Data extracted from a collection

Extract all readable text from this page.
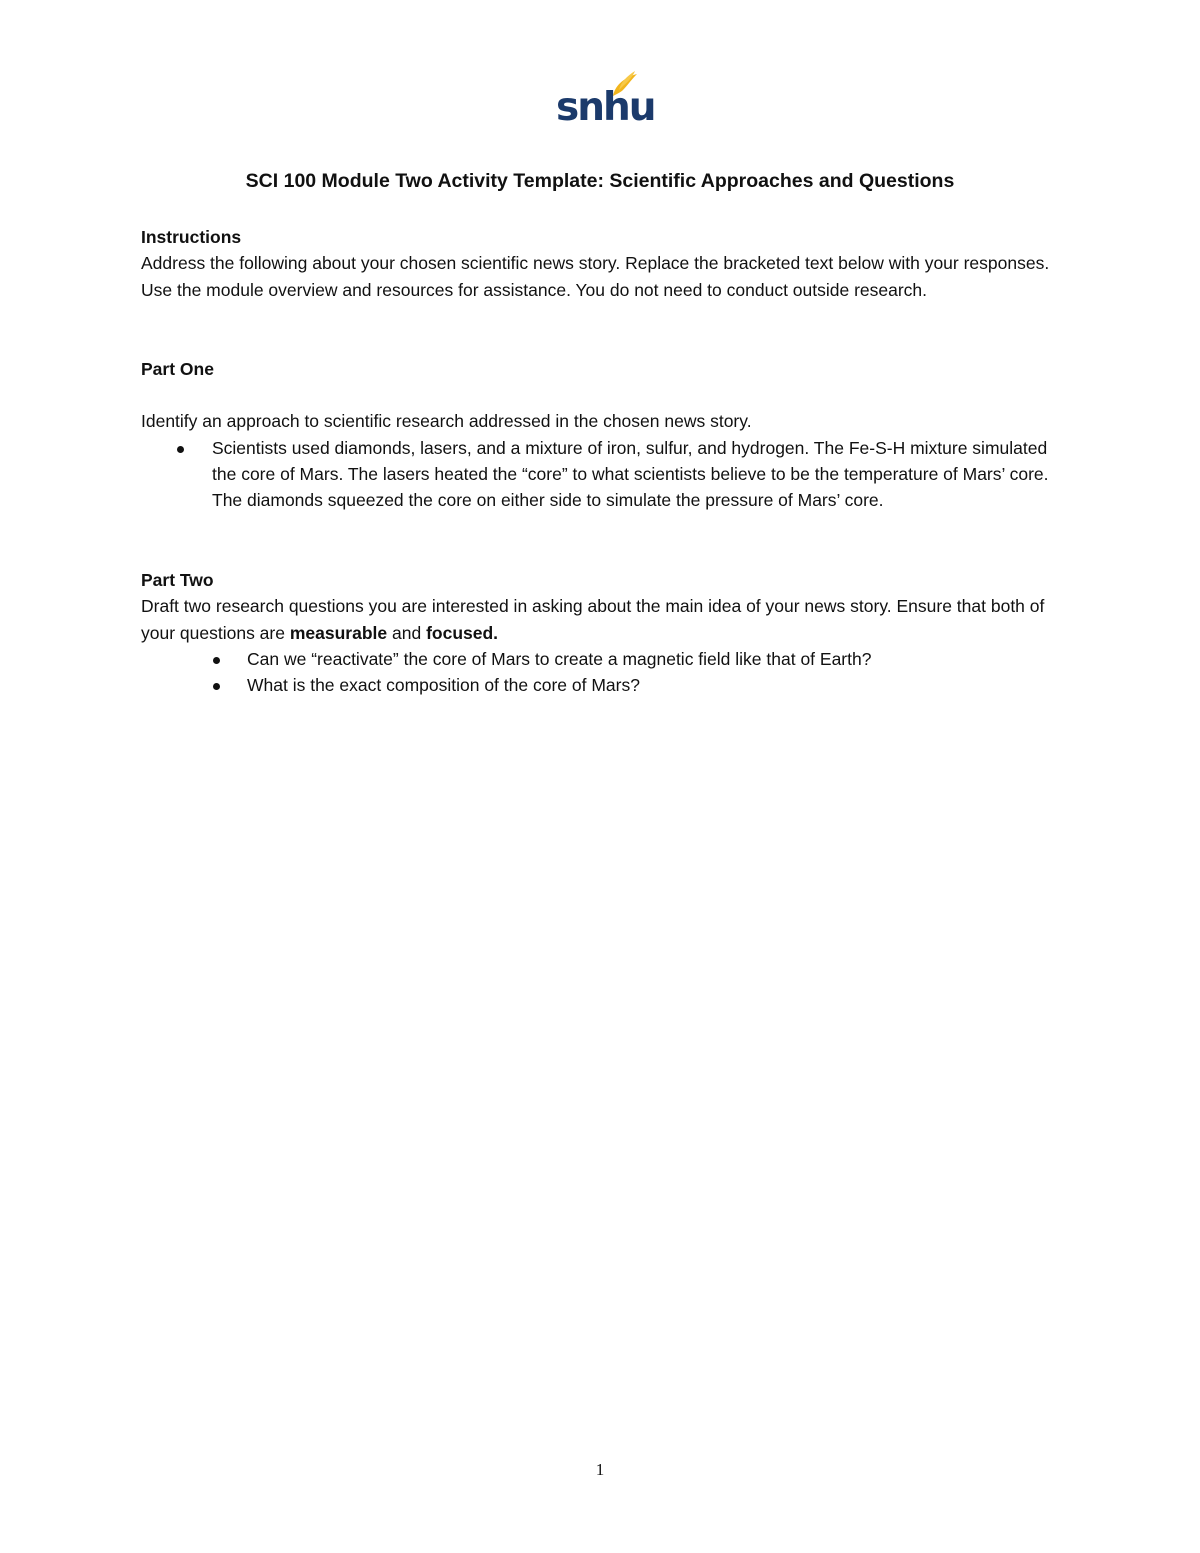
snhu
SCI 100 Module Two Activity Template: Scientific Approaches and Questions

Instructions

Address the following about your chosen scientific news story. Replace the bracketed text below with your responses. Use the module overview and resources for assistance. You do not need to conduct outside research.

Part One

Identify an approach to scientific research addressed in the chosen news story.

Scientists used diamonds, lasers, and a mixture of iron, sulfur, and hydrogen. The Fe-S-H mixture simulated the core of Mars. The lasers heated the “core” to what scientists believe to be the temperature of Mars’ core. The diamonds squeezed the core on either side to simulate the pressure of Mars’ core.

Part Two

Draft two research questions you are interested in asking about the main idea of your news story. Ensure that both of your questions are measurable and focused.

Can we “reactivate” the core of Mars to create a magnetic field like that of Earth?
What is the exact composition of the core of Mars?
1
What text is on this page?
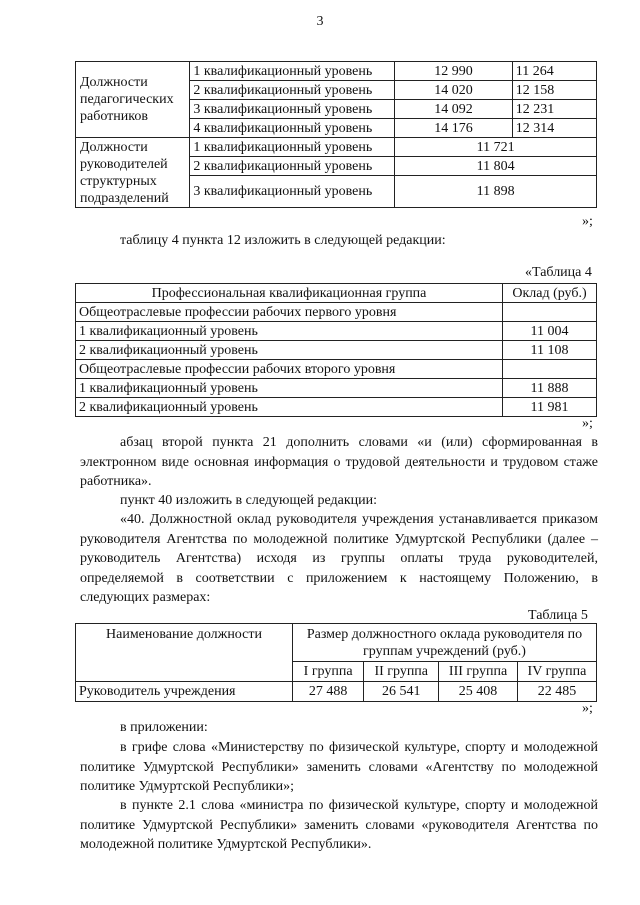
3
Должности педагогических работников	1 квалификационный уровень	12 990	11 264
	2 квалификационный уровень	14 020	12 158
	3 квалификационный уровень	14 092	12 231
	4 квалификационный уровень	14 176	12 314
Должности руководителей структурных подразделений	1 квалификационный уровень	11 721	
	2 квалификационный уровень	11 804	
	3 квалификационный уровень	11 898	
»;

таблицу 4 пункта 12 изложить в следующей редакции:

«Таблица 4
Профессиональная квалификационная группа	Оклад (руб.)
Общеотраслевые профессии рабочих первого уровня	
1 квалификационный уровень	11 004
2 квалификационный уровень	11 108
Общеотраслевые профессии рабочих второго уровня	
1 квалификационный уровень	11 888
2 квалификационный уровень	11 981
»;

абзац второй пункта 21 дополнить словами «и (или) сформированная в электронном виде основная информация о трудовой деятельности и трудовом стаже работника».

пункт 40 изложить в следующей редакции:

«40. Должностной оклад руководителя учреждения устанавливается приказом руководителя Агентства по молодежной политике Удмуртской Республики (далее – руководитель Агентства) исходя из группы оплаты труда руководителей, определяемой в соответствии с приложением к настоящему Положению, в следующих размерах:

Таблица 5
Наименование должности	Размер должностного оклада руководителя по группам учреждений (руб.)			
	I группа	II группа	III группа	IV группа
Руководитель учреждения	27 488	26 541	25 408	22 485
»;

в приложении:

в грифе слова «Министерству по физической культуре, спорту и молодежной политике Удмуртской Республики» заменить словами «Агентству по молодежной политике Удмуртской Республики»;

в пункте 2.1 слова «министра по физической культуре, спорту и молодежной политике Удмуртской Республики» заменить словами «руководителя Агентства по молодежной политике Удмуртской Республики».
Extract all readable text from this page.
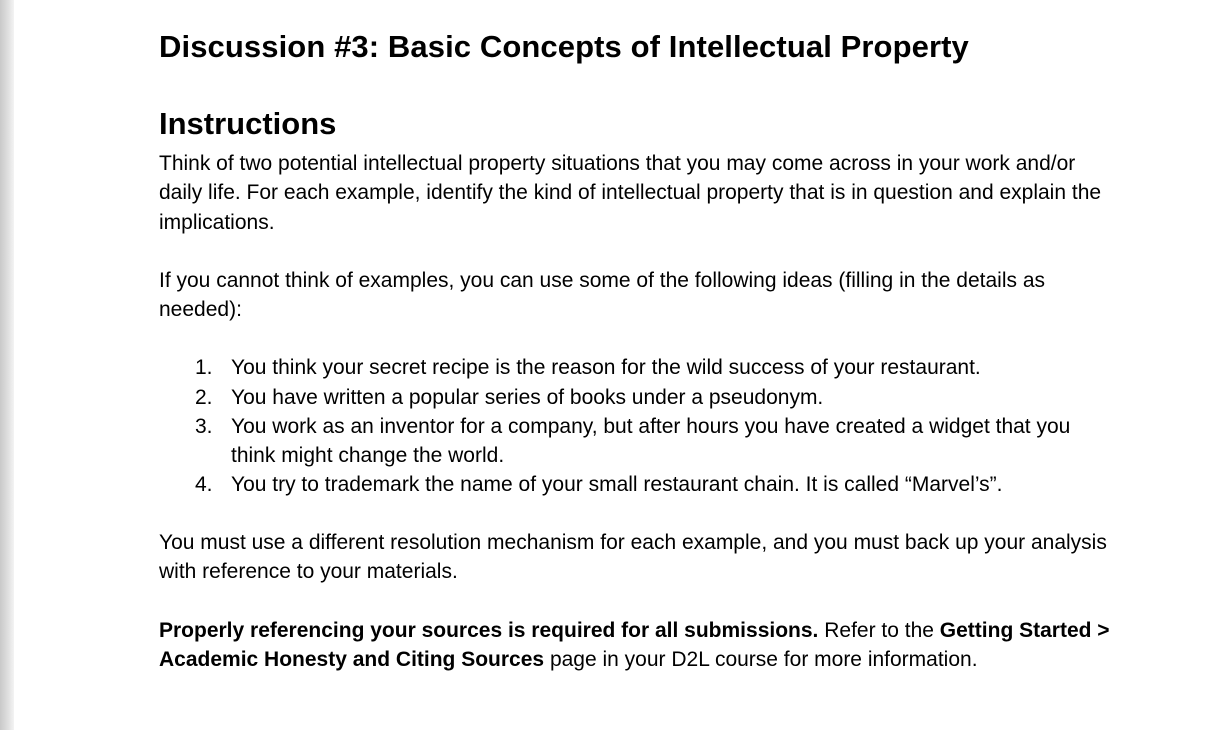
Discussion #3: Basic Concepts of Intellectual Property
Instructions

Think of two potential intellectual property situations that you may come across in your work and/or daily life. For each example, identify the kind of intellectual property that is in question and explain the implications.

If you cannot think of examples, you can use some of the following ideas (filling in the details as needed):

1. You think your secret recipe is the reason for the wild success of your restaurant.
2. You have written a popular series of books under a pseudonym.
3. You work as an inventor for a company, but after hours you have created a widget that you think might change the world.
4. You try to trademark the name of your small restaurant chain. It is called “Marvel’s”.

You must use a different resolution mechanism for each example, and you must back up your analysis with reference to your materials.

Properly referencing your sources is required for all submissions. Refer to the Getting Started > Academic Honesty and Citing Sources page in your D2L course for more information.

GIVEN REQUEST
Every line above should be returned exactly; the pictures stay out.

ANSWER TO THE EXERCISE
Extract all readable text from this page.
snhu
SCI 100 Module Two Activity Template: Scientific Approaches and Questions

Instructions

Address the following about your chosen scientific news story. Replace the bracketed text below with your responses. Use the module overview and resources for assistance. You do not need to conduct outside research.

Part One

Identify an approach to scientific research addressed in the chosen news story.

Scientists used diamonds, lasers, and a mixture of iron, sulfur, and hydrogen. The Fe-S-H mixture simulated the core of Mars. The lasers heated the “core” to what scientists believe to be the temperature of Mars’ core. The diamonds squeezed the core on either side to simulate the pressure of Mars’ core.

Part Two

Draft two research questions you are interested in asking about the main idea of your news story. Ensure that both of your questions are measurable and focused.

Can we “reactivate” the core of Mars to create a magnetic field like that of Earth?
What is the exact composition of the core of Mars?
1
What text is on this page?
3
Должности педагогических работников	1 квалификационный уровень	12 990	11 264
	2 квалификационный уровень	14 020	12 158
	3 квалификационный уровень	14 092	12 231
	4 квалификационный уровень	14 176	12 314
Должности руководителей структурных подразделений	1 квалификационный уровень	11 721	
	2 квалификационный уровень	11 804	
	3 квалификационный уровень	11 898	
»;

таблицу 4 пункта 12 изложить в следующей редакции:

«Таблица 4
Профессиональная квалификационная группа	Оклад (руб.)
Общеотраслевые профессии рабочих первого уровня	
1 квалификационный уровень	11 004
2 квалификационный уровень	11 108
Общеотраслевые профессии рабочих второго уровня	
1 квалификационный уровень	11 888
2 квалификационный уровень	11 981
»;

абзац второй пункта 21 дополнить словами «и (или) сформированная в электронном виде основная информация о трудовой деятельности и трудовом стаже работника».

пункт 40 изложить в следующей редакции:

«40. Должностной оклад руководителя учреждения устанавливается приказом руководителя Агентства по молодежной политике Удмуртской Республики (далее – руководитель Агентства) исходя из группы оплаты труда руководителей, определяемой в соответствии с приложением к настоящему Положению, в следующих размерах:

Таблица 5
Наименование должности	Размер должностного оклада руководителя по группам учреждений (руб.)			
	I группа	II группа	III группа	IV группа
Руководитель учреждения	27 488	26 541	25 408	22 485
»;

в приложении:

в грифе слова «Министерству по физической культуре, спорту и молодежной политике Удмуртской Республики» заменить словами «Агентству по молодежной политике Удмуртской Республики»;

в пункте 2.1 слова «министра по физической культуре, спорту и молодежной политике Удмуртской Республики» заменить словами «руководителя Агентства по молодежной политике Удмуртской Республики».
Extract all readable text from this page.
Discussion #3: Basic Concepts of Intellectual Property
Instructions

Think of two potential intellectual property situations that you may come across in your work and/or daily life. For each example, identify the kind of intellectual property that is in question and explain the implications.

If you cannot think of examples, you can use some of the following ideas (filling in the details as needed):

1. You think your secret recipe is the reason for the wild success of your restaurant.
2. You have written a popular series of books under a pseudonym.
3. You work as an inventor for a company, but after hours you have created a widget that you think might change the world.
4. You try to trademark the name of your small restaurant chain. It is called “Marvel’s”.

You must use a different resolution mechanism for each example, and you must back up your analysis with reference to your materials.

Properly referencing your sources is required for all submissions. Refer to the Getting Started > Academic Honesty and Citing Sources page in your D2L course for more information.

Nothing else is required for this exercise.